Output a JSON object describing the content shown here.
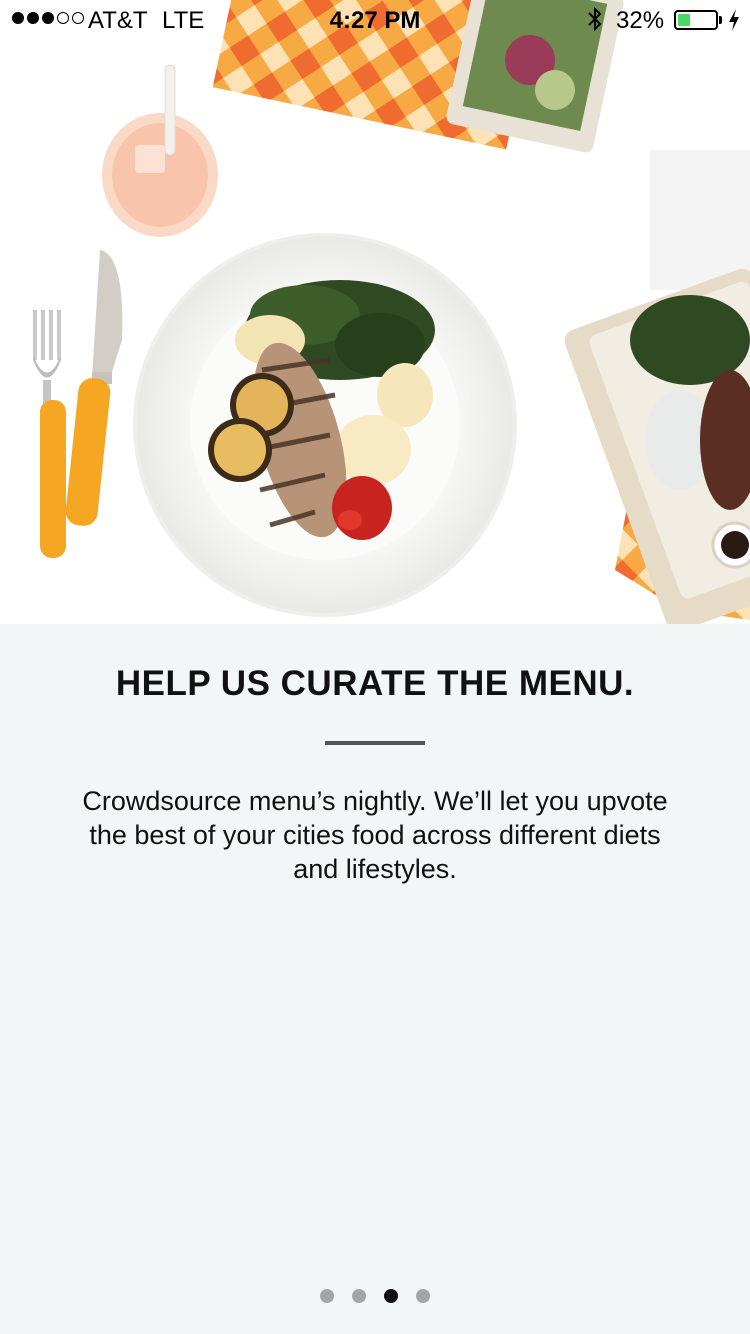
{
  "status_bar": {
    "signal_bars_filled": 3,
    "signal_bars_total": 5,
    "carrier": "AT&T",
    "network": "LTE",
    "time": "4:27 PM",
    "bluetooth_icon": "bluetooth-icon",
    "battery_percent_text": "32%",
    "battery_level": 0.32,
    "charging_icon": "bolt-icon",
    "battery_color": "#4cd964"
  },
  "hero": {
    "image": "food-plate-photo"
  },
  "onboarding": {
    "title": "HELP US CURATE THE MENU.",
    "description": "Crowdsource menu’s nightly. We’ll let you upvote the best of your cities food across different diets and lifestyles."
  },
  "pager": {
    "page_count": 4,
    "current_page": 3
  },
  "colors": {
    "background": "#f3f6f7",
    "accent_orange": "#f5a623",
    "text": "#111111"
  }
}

=-=-=

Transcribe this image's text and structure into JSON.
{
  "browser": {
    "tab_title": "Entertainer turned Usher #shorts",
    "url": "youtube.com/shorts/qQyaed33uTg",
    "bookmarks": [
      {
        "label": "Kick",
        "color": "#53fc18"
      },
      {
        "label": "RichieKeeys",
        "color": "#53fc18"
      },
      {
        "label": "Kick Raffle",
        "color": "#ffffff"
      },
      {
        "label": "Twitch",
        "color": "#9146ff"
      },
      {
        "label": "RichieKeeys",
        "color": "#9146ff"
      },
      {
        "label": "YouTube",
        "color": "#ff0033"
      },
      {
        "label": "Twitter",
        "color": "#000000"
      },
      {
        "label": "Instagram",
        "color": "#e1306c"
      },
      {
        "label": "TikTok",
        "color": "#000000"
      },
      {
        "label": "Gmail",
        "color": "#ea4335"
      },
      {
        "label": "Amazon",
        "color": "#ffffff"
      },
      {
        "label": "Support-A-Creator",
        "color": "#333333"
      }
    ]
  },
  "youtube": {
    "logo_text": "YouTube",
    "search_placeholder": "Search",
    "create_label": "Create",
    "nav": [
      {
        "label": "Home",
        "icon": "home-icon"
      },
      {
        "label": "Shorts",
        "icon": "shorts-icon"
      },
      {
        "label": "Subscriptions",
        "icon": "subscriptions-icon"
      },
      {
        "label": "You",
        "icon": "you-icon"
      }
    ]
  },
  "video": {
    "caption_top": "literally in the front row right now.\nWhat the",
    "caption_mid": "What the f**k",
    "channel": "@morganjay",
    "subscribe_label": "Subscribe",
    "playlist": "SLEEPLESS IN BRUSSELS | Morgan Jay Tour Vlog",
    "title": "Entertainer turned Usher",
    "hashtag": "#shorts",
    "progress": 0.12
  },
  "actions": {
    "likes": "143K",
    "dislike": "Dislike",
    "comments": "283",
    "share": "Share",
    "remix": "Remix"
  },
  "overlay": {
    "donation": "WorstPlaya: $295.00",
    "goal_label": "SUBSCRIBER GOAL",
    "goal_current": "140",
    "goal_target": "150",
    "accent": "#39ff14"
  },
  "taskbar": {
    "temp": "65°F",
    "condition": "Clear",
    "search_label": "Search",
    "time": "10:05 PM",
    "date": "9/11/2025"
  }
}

=-=-=

## Aim of the exercise
Search the listing for the word "JSON". Copy every line in which it occurs.

## Task result
Output a JSON object describing the content shown here.
Transcribe this image's text and structure into JSON.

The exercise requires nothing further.